§ **PROBLEM DESCRIPTION**: An exact copy of all the data is required, with pictures left out.

§ **INPUT FOR THIS TASK**:

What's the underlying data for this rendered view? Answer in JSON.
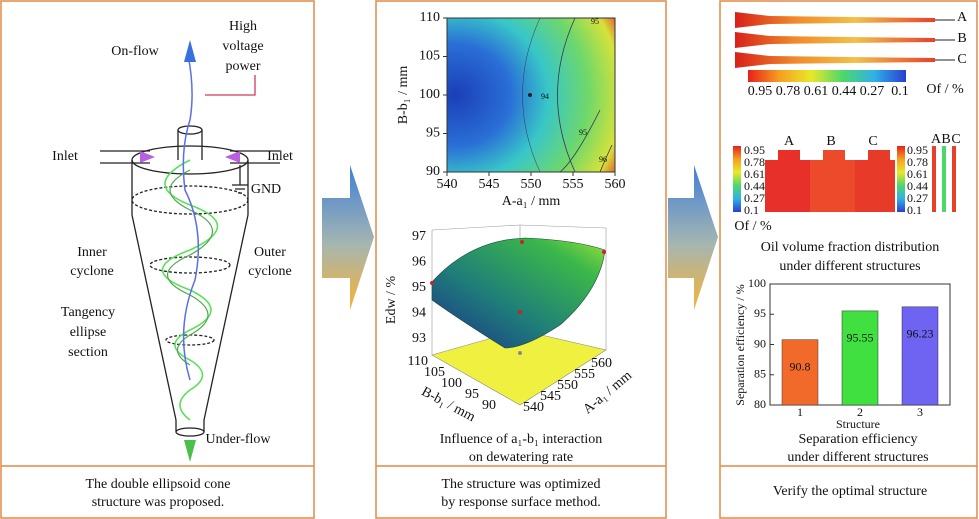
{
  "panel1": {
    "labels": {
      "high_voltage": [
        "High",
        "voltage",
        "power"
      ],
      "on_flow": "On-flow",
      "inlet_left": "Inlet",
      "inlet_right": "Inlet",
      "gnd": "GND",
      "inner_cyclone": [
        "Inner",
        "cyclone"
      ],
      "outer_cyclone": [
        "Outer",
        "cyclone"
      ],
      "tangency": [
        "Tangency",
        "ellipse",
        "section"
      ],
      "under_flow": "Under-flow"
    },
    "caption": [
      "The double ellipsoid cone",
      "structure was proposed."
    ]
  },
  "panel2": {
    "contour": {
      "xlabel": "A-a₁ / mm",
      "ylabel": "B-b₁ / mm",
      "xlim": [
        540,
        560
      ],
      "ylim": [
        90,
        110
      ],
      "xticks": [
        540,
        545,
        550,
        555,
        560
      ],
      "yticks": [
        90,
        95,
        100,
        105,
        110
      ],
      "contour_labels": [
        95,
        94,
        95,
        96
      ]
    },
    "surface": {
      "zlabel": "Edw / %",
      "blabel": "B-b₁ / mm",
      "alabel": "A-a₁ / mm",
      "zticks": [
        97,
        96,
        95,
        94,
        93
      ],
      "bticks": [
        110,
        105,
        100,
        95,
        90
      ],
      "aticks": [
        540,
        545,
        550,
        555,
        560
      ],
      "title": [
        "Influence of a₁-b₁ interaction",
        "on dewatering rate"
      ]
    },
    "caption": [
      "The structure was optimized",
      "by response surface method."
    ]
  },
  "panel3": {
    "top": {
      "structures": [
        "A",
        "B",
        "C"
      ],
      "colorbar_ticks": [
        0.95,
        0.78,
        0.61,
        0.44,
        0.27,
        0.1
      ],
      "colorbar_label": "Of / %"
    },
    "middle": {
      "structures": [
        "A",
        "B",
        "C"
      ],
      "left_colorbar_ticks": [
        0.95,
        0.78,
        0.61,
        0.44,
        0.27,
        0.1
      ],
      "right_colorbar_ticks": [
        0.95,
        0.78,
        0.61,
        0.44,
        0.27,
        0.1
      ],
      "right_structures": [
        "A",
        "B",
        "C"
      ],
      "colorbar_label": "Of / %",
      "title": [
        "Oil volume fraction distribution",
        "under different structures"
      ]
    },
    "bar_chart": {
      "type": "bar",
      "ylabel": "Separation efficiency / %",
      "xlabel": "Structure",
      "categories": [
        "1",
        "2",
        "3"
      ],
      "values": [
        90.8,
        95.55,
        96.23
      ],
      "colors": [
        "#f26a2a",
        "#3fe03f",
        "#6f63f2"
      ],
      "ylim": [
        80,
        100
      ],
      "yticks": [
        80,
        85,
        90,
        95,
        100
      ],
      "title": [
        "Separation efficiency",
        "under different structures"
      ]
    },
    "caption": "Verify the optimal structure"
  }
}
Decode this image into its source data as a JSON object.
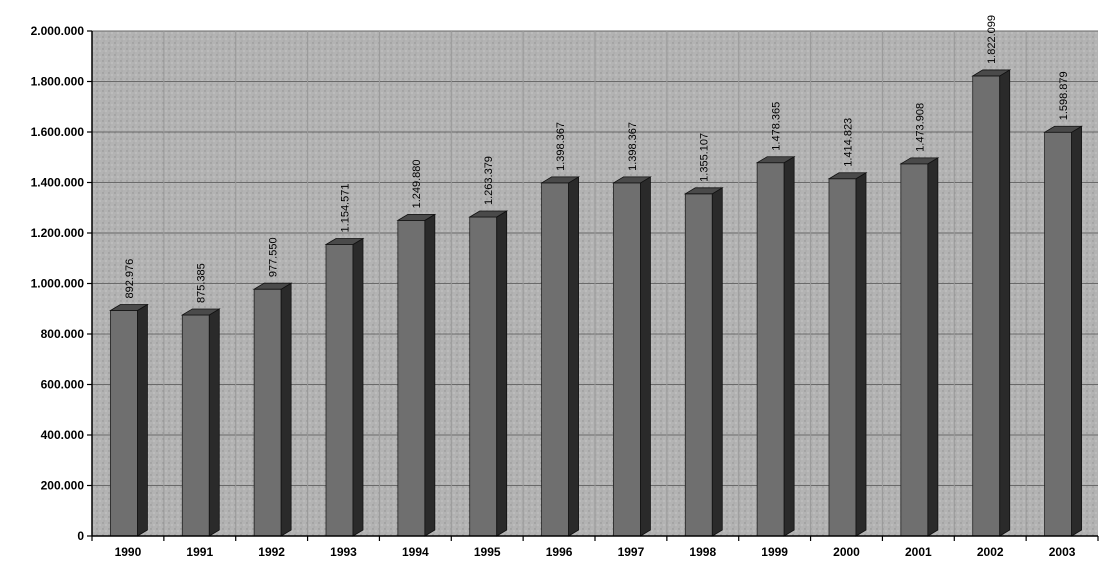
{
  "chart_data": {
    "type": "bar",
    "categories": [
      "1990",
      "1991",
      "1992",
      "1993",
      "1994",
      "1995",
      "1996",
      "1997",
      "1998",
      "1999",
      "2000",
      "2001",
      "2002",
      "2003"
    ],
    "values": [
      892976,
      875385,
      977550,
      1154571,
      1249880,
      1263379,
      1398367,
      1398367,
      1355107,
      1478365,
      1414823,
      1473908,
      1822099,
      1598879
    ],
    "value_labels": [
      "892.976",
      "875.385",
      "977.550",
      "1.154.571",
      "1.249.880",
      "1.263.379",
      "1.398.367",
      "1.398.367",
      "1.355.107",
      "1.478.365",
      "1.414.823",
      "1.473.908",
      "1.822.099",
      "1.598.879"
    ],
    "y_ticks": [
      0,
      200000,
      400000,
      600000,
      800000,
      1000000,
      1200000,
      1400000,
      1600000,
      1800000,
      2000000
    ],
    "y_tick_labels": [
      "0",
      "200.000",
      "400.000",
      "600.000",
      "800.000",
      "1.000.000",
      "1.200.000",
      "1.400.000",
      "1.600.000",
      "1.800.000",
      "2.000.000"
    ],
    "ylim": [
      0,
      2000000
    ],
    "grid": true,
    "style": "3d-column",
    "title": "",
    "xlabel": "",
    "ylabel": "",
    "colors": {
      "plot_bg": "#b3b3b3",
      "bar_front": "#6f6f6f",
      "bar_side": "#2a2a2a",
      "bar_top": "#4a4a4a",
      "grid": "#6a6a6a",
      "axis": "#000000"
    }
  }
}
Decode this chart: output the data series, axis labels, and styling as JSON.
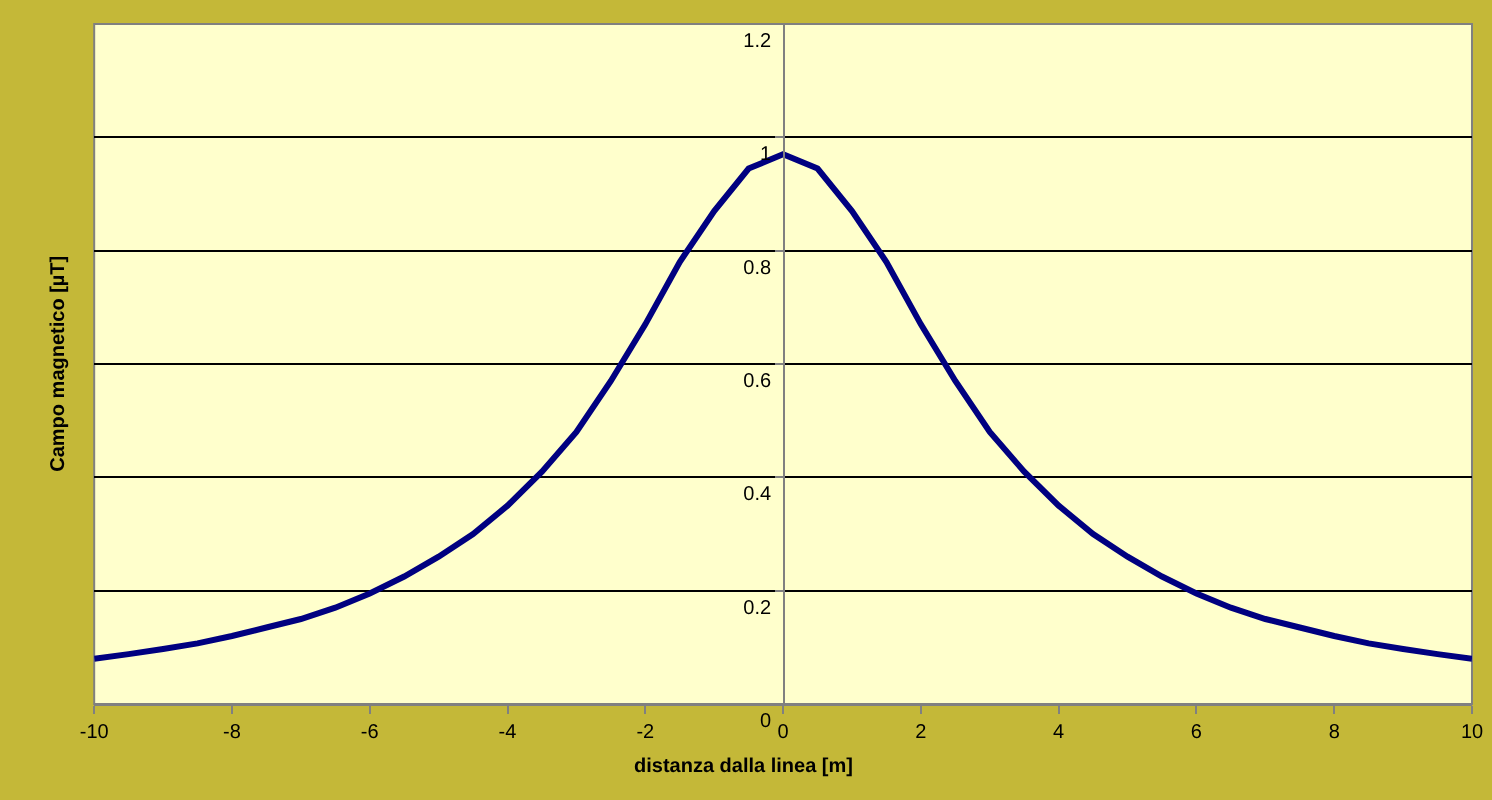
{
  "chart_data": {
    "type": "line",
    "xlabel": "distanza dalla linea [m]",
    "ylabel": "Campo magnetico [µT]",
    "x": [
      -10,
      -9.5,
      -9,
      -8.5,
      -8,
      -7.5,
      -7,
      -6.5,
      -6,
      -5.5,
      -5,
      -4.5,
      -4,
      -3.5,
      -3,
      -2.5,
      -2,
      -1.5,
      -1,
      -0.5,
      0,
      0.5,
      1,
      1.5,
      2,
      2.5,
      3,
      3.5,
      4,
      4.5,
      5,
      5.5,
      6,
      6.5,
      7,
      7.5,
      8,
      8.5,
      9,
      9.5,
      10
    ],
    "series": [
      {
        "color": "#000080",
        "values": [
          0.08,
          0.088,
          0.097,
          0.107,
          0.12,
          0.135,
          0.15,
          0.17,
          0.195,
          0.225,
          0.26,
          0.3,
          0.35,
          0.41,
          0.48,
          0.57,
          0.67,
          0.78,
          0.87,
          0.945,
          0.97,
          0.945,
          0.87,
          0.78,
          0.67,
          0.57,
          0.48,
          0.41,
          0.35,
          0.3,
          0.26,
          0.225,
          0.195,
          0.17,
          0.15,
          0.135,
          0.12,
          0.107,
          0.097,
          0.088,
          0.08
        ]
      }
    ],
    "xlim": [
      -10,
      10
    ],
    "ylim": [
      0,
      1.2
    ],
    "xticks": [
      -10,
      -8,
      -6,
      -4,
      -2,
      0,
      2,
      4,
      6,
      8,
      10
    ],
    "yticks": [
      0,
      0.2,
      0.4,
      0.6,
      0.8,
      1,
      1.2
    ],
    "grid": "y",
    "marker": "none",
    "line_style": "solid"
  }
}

§ **THE SOLUTION**:
What's the underlying data for this rendered view? Answer in JSON.
{
  "panel1": {
    "labels": {
      "high_voltage": [
        "High",
        "voltage",
        "power"
      ],
      "on_flow": "On-flow",
      "inlet_left": "Inlet",
      "inlet_right": "Inlet",
      "gnd": "GND",
      "inner_cyclone": [
        "Inner",
        "cyclone"
      ],
      "outer_cyclone": [
        "Outer",
        "cyclone"
      ],
      "tangency": [
        "Tangency",
        "ellipse",
        "section"
      ],
      "under_flow": "Under-flow"
    },
    "caption": [
      "The double ellipsoid cone",
      "structure was proposed."
    ]
  },
  "panel2": {
    "contour": {
      "xlabel": "A-a₁ / mm",
      "ylabel": "B-b₁ / mm",
      "xlim": [
        540,
        560
      ],
      "ylim": [
        90,
        110
      ],
      "xticks": [
        540,
        545,
        550,
        555,
        560
      ],
      "yticks": [
        90,
        95,
        100,
        105,
        110
      ],
      "contour_labels": [
        95,
        94,
        95,
        96
      ]
    },
    "surface": {
      "zlabel": "Edw / %",
      "blabel": "B-b₁ / mm",
      "alabel": "A-a₁ / mm",
      "zticks": [
        97,
        96,
        95,
        94,
        93
      ],
      "bticks": [
        110,
        105,
        100,
        95,
        90
      ],
      "aticks": [
        540,
        545,
        550,
        555,
        560
      ],
      "title": [
        "Influence of a₁-b₁ interaction",
        "on dewatering rate"
      ]
    },
    "caption": [
      "The structure was optimized",
      "by response surface method."
    ]
  },
  "panel3": {
    "top": {
      "structures": [
        "A",
        "B",
        "C"
      ],
      "colorbar_ticks": [
        0.95,
        0.78,
        0.61,
        0.44,
        0.27,
        0.1
      ],
      "colorbar_label": "Of / %"
    },
    "middle": {
      "structures": [
        "A",
        "B",
        "C"
      ],
      "left_colorbar_ticks": [
        0.95,
        0.78,
        0.61,
        0.44,
        0.27,
        0.1
      ],
      "right_colorbar_ticks": [
        0.95,
        0.78,
        0.61,
        0.44,
        0.27,
        0.1
      ],
      "right_structures": [
        "A",
        "B",
        "C"
      ],
      "colorbar_label": "Of / %",
      "title": [
        "Oil volume fraction distribution",
        "under different structures"
      ]
    },
    "bar_chart": {
      "type": "bar",
      "ylabel": "Separation efficiency / %",
      "xlabel": "Structure",
      "categories": [
        "1",
        "2",
        "3"
      ],
      "values": [
        90.8,
        95.55,
        96.23
      ],
      "colors": [
        "#f26a2a",
        "#3fe03f",
        "#6f63f2"
      ],
      "ylim": [
        80,
        100
      ],
      "yticks": [
        80,
        85,
        90,
        95,
        100
      ],
      "title": [
        "Separation efficiency",
        "under different structures"
      ]
    },
    "caption": "Verify the optimal structure"
  }
}
Decode this image into its source data as a JSON object.
{
  "chart_data": {
    "type": "bar",
    "categories": [
      "1990",
      "1991",
      "1992",
      "1993",
      "1994",
      "1995",
      "1996",
      "1997",
      "1998",
      "1999",
      "2000",
      "2001",
      "2002",
      "2003"
    ],
    "values": [
      892976,
      875385,
      977550,
      1154571,
      1249880,
      1263379,
      1398367,
      1398367,
      1355107,
      1478365,
      1414823,
      1473908,
      1822099,
      1598879
    ],
    "value_labels": [
      "892.976",
      "875.385",
      "977.550",
      "1.154.571",
      "1.249.880",
      "1.263.379",
      "1.398.367",
      "1.398.367",
      "1.355.107",
      "1.478.365",
      "1.414.823",
      "1.473.908",
      "1.822.099",
      "1.598.879"
    ],
    "y_ticks": [
      0,
      200000,
      400000,
      600000,
      800000,
      1000000,
      1200000,
      1400000,
      1600000,
      1800000,
      2000000
    ],
    "y_tick_labels": [
      "0",
      "200.000",
      "400.000",
      "600.000",
      "800.000",
      "1.000.000",
      "1.200.000",
      "1.400.000",
      "1.600.000",
      "1.800.000",
      "2.000.000"
    ],
    "ylim": [
      0,
      2000000
    ],
    "grid": true,
    "style": "3d-column",
    "title": "",
    "xlabel": "",
    "ylabel": "",
    "colors": {
      "plot_bg": "#b3b3b3",
      "bar_front": "#6f6f6f",
      "bar_side": "#2a2a2a",
      "bar_top": "#4a4a4a",
      "grid": "#6a6a6a",
      "axis": "#000000"
    }
  }
}
Decode this chart: output the data series, axis labels, and styling as JSON.
{
  "chart_data": {
    "type": "line",
    "xlabel": "distanza dalla linea [m]",
    "ylabel": "Campo magnetico [µT]",
    "x": [
      -10,
      -9.5,
      -9,
      -8.5,
      -8,
      -7.5,
      -7,
      -6.5,
      -6,
      -5.5,
      -5,
      -4.5,
      -4,
      -3.5,
      -3,
      -2.5,
      -2,
      -1.5,
      -1,
      -0.5,
      0,
      0.5,
      1,
      1.5,
      2,
      2.5,
      3,
      3.5,
      4,
      4.5,
      5,
      5.5,
      6,
      6.5,
      7,
      7.5,
      8,
      8.5,
      9,
      9.5,
      10
    ],
    "series": [
      {
        "color": "#000080",
        "values": [
          0.08,
          0.088,
          0.097,
          0.107,
          0.12,
          0.135,
          0.15,
          0.17,
          0.195,
          0.225,
          0.26,
          0.3,
          0.35,
          0.41,
          0.48,
          0.57,
          0.67,
          0.78,
          0.87,
          0.945,
          0.97,
          0.945,
          0.87,
          0.78,
          0.67,
          0.57,
          0.48,
          0.41,
          0.35,
          0.3,
          0.26,
          0.225,
          0.195,
          0.17,
          0.15,
          0.135,
          0.12,
          0.107,
          0.097,
          0.088,
          0.08
        ]
      }
    ],
    "xlim": [
      -10,
      10
    ],
    "ylim": [
      0,
      1.2
    ],
    "xticks": [
      -10,
      -8,
      -6,
      -4,
      -2,
      0,
      2,
      4,
      6,
      8,
      10
    ],
    "yticks": [
      0,
      0.2,
      0.4,
      0.6,
      0.8,
      1,
      1.2
    ],
    "grid": "y",
    "marker": "none",
    "line_style": "solid"
  }
}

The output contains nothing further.